>> START Record excerpts

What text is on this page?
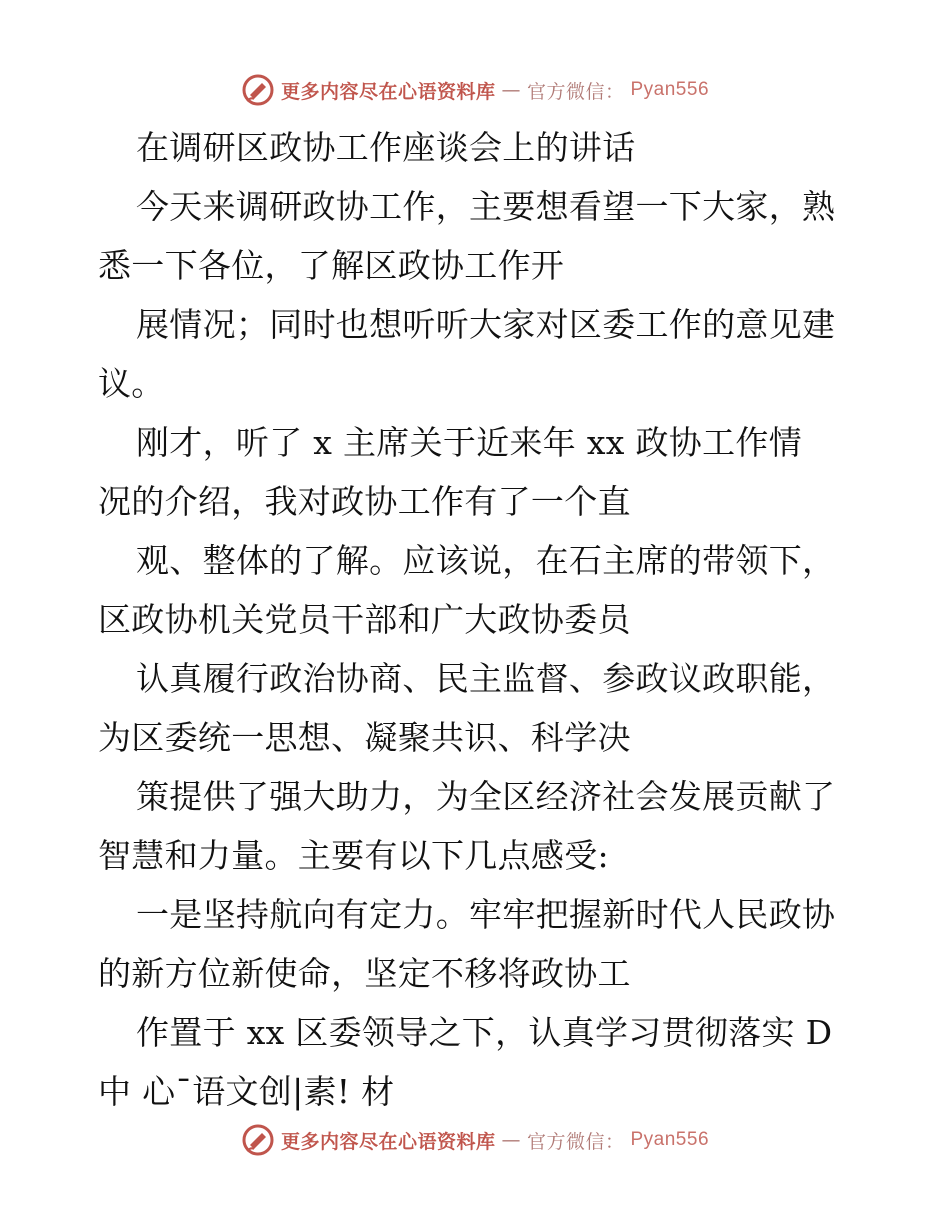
更多内容尽在心语资料库 — 官方微信： Pyan556
在调研区政协工作座谈会上的讲话
今天来调研政协工作，主要想看望一下大家，熟
悉一下各位，了解区政协工作开
展情况；同时也想听听大家对区委工作的意见建
议。
刚才，听了 x 主席关于近来年 xx 政协工作情
况的介绍，我对政协工作有了一个直
观、整体的了解。应该说，在石主席的带领下，
区政协机关党员干部和广大政协委员
认真履行政治协商、民主监督、参政议政职能，
为区委统一思想、凝聚共识、科学决
策提供了强大助力，为全区经济社会发展贡献了
智慧和力量。主要有以下几点感受:
一是坚持航向有定力。牢牢把握新时代人民政协
的新方位新使命，坚定不移将政协工
作置于 xx 区委领导之下，认真学习贯彻落实 D
中 心¯语文创|素! 材
更多内容尽在心语资料库 — 官方微信： Pyan556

>> END Record excerpts

__Aim__
Pictures are to be left out; the records above must be repeated word for word.

__Output below__
What text is on this page?
更多内容尽在心语资料库 — 官方微信： Pyan556
在调研区政协工作座谈会上的讲话
今天来调研政协工作，主要想看望一下大家，熟
悉一下各位，了解区政协工作开
展情况；同时也想听听大家对区委工作的意见建
议。
刚才，听了 x 主席关于近来年 xx 政协工作情
况的介绍，我对政协工作有了一个直
观、整体的了解。应该说，在石主席的带领下，
区政协机关党员干部和广大政协委员
认真履行政治协商、民主监督、参政议政职能，
为区委统一思想、凝聚共识、科学决
策提供了强大助力，为全区经济社会发展贡献了
智慧和力量。主要有以下几点感受:
一是坚持航向有定力。牢牢把握新时代人民政协
的新方位新使命，坚定不移将政协工
作置于 xx 区委领导之下，认真学习贯彻落实 D
中 心¯语文创|素! 材
更多内容尽在心语资料库 — 官方微信： Pyan556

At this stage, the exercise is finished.